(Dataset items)
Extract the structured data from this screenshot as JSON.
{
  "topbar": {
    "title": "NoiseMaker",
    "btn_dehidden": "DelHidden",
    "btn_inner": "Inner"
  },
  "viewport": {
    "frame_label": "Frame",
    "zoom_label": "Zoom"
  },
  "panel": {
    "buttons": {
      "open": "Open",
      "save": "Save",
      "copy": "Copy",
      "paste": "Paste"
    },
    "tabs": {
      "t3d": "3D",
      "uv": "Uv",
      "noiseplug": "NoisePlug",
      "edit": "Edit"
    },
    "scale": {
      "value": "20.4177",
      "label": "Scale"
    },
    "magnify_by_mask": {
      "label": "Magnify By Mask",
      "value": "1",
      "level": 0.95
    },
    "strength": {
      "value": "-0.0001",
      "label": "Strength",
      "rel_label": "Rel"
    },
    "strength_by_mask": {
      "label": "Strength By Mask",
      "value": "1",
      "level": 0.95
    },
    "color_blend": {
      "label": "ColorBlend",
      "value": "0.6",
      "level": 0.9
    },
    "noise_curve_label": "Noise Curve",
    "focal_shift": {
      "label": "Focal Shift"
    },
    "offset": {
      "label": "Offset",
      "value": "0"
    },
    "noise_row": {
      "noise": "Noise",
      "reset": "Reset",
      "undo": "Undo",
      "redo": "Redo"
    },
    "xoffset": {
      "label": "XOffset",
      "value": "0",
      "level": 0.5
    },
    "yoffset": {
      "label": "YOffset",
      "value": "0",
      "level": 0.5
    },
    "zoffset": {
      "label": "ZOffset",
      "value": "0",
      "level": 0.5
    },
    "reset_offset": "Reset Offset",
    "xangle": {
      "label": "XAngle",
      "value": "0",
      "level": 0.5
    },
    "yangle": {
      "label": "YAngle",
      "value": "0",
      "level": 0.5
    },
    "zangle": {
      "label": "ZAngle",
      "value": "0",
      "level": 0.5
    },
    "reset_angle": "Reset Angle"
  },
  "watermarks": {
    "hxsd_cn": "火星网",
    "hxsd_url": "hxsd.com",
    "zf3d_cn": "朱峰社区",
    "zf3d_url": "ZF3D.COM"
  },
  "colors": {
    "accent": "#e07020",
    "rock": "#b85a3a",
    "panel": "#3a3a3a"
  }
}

What this task involves:
Would you restate each of the entries word for word?

The reply:
Extract the structured data from this screenshot as JSON.
{
  "topbar": {
    "title": "NoiseMaker",
    "btn_dehidden": "DelHidden",
    "btn_inner": "Inner"
  },
  "viewport": {
    "frame_label": "Frame",
    "zoom_label": "Zoom"
  },
  "panel": {
    "buttons": {
      "open": "Open",
      "save": "Save",
      "copy": "Copy",
      "paste": "Paste"
    },
    "tabs": {
      "t3d": "3D",
      "uv": "Uv",
      "noiseplug": "NoisePlug",
      "edit": "Edit"
    },
    "scale": {
      "value": "20.4177",
      "label": "Scale"
    },
    "magnify_by_mask": {
      "label": "Magnify By Mask",
      "value": "1",
      "level": 0.95
    },
    "strength": {
      "value": "-0.0001",
      "label": "Strength",
      "rel_label": "Rel"
    },
    "strength_by_mask": {
      "label": "Strength By Mask",
      "value": "1",
      "level": 0.95
    },
    "color_blend": {
      "label": "ColorBlend",
      "value": "0.6",
      "level": 0.9
    },
    "noise_curve_label": "Noise Curve",
    "focal_shift": {
      "label": "Focal Shift"
    },
    "offset": {
      "label": "Offset",
      "value": "0"
    },
    "noise_row": {
      "noise": "Noise",
      "reset": "Reset",
      "undo": "Undo",
      "redo": "Redo"
    },
    "xoffset": {
      "label": "XOffset",
      "value": "0",
      "level": 0.5
    },
    "yoffset": {
      "label": "YOffset",
      "value": "0",
      "level": 0.5
    },
    "zoffset": {
      "label": "ZOffset",
      "value": "0",
      "level": 0.5
    },
    "reset_offset": "Reset Offset",
    "xangle": {
      "label": "XAngle",
      "value": "0",
      "level": 0.5
    },
    "yangle": {
      "label": "YAngle",
      "value": "0",
      "level": 0.5
    },
    "zangle": {
      "label": "ZAngle",
      "value": "0",
      "level": 0.5
    },
    "reset_angle": "Reset Angle"
  },
  "watermarks": {
    "hxsd_cn": "火星网",
    "hxsd_url": "hxsd.com",
    "zf3d_cn": "朱峰社区",
    "zf3d_url": "ZF3D.COM"
  },
  "colors": {
    "accent": "#e07020",
    "rock": "#b85a3a",
    "panel": "#3a3a3a"
  }
}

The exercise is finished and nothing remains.